======== Task data ========
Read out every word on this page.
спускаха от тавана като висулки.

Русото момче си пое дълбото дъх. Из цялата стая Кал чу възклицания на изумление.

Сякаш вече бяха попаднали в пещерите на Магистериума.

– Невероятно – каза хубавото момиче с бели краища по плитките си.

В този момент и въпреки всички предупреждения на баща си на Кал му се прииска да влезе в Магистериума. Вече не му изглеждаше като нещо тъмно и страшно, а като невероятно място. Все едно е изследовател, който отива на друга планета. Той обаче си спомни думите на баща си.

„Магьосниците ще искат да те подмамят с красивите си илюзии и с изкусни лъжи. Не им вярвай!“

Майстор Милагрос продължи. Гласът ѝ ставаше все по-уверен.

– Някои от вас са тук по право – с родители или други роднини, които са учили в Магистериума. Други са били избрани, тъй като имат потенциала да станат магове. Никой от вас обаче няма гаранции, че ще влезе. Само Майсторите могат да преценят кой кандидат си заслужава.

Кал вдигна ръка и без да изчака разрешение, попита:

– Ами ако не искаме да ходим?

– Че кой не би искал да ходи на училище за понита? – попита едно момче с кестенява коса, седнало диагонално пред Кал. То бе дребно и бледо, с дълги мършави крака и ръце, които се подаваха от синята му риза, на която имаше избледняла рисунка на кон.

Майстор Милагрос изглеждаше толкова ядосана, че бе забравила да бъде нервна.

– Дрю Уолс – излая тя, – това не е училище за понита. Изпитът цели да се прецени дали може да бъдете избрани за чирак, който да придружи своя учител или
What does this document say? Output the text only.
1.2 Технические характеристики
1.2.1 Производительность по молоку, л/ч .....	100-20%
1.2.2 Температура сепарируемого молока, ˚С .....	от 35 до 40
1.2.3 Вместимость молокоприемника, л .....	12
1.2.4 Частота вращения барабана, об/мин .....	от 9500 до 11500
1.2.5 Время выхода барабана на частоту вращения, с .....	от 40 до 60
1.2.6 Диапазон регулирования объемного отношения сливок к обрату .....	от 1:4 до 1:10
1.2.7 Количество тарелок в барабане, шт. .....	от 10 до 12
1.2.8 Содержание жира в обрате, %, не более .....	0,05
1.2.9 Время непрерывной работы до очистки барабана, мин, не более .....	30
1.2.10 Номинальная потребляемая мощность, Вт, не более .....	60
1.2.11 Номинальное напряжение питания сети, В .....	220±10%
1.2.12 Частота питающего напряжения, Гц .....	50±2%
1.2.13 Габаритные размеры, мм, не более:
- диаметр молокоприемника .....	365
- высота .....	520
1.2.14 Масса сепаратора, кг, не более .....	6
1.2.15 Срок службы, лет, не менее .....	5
========
======== Task data ========
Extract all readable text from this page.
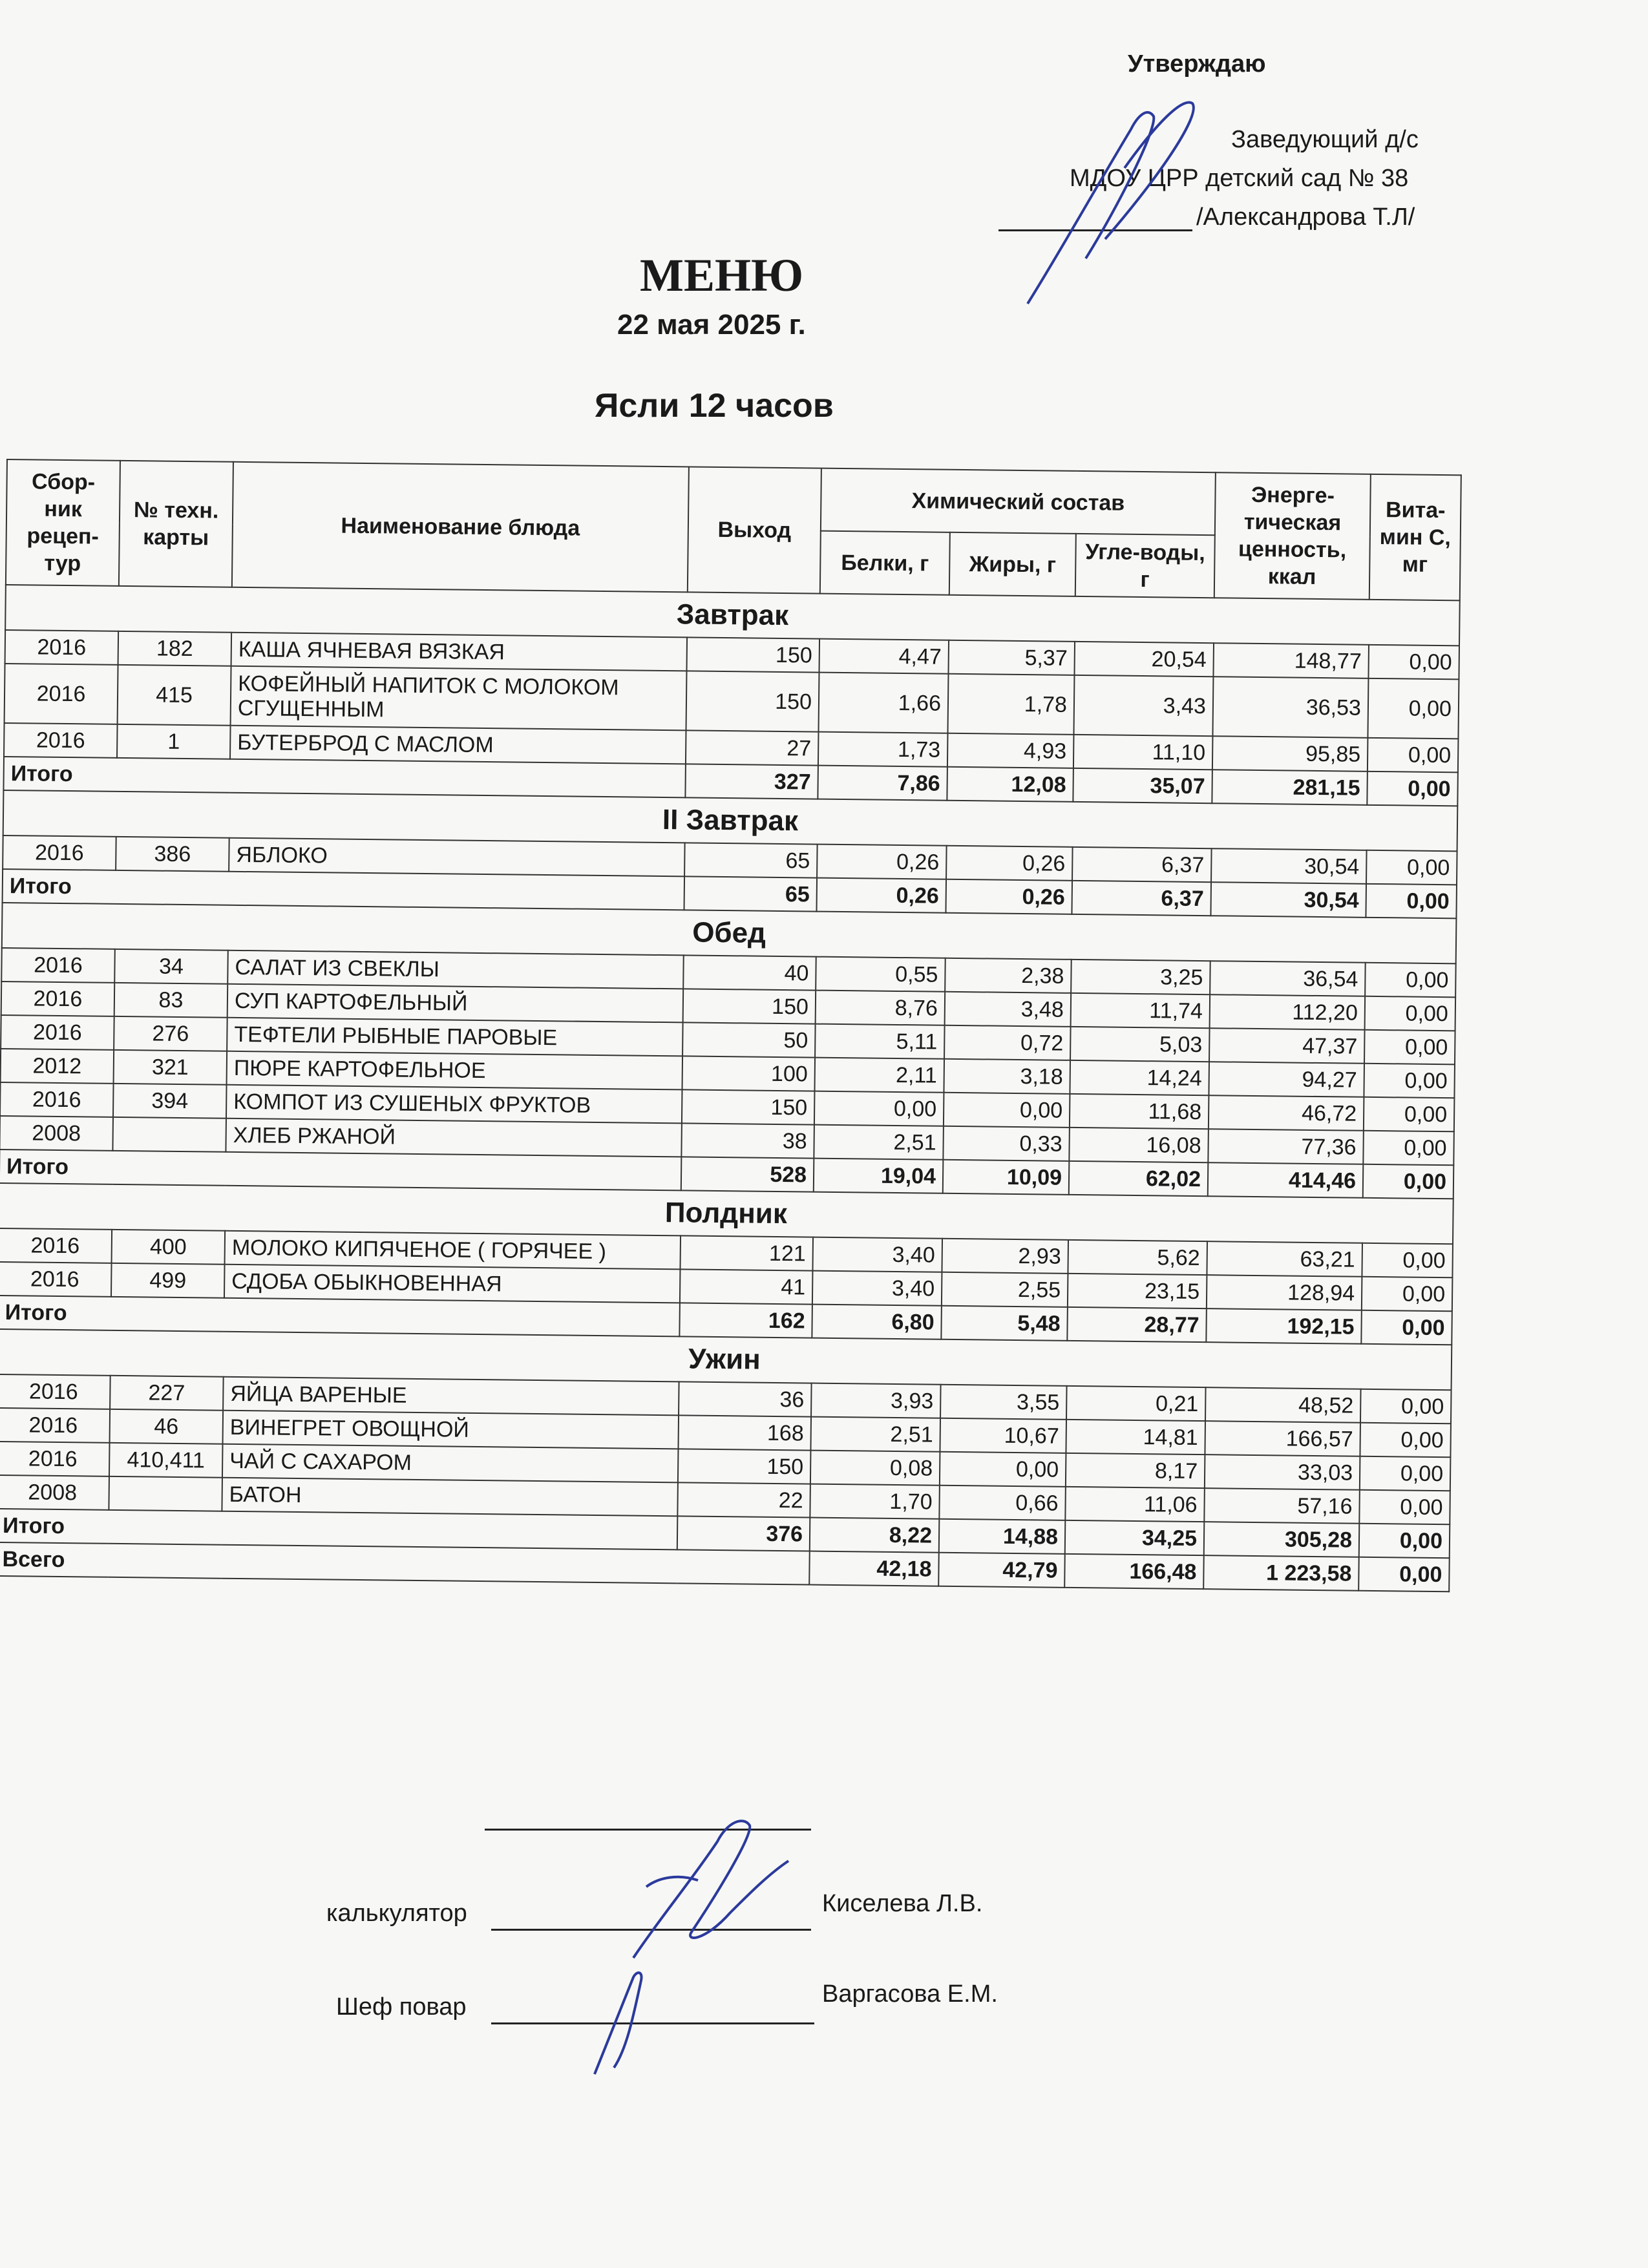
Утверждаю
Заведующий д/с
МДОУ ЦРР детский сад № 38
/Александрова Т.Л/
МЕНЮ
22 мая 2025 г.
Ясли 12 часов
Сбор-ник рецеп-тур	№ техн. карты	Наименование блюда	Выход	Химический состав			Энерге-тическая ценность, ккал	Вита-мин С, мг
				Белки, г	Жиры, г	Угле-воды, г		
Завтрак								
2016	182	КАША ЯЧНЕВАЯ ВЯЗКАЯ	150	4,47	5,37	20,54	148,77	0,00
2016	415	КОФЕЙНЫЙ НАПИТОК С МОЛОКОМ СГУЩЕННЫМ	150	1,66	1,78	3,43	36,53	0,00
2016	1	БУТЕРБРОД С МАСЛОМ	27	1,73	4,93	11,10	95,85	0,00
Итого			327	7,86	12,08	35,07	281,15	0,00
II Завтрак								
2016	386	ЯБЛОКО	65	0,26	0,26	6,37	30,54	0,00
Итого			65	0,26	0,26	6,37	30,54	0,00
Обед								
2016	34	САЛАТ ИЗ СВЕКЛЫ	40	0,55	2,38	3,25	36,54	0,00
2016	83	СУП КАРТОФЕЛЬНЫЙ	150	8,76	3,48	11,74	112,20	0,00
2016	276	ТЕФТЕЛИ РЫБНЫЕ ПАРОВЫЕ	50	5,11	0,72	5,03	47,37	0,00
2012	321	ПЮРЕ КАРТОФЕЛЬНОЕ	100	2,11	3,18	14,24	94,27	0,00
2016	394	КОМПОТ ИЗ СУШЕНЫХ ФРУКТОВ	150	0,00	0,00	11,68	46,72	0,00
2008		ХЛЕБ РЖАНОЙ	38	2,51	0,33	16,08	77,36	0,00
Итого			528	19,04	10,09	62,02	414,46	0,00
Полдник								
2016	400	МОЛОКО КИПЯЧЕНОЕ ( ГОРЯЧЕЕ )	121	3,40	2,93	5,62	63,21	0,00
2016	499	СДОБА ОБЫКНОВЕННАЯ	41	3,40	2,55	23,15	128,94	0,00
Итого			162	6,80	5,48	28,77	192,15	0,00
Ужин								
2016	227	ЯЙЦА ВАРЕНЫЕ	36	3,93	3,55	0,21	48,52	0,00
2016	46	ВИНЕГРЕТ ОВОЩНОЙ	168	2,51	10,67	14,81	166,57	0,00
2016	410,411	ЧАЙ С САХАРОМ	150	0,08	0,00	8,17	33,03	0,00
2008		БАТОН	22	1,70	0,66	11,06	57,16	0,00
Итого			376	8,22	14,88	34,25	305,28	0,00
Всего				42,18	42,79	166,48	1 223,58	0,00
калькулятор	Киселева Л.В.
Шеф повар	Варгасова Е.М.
========
*Exercise objective:*
Gather each line that holds "page".

*Response below:*
Read out every word on this page.
Extract all readable text from this page.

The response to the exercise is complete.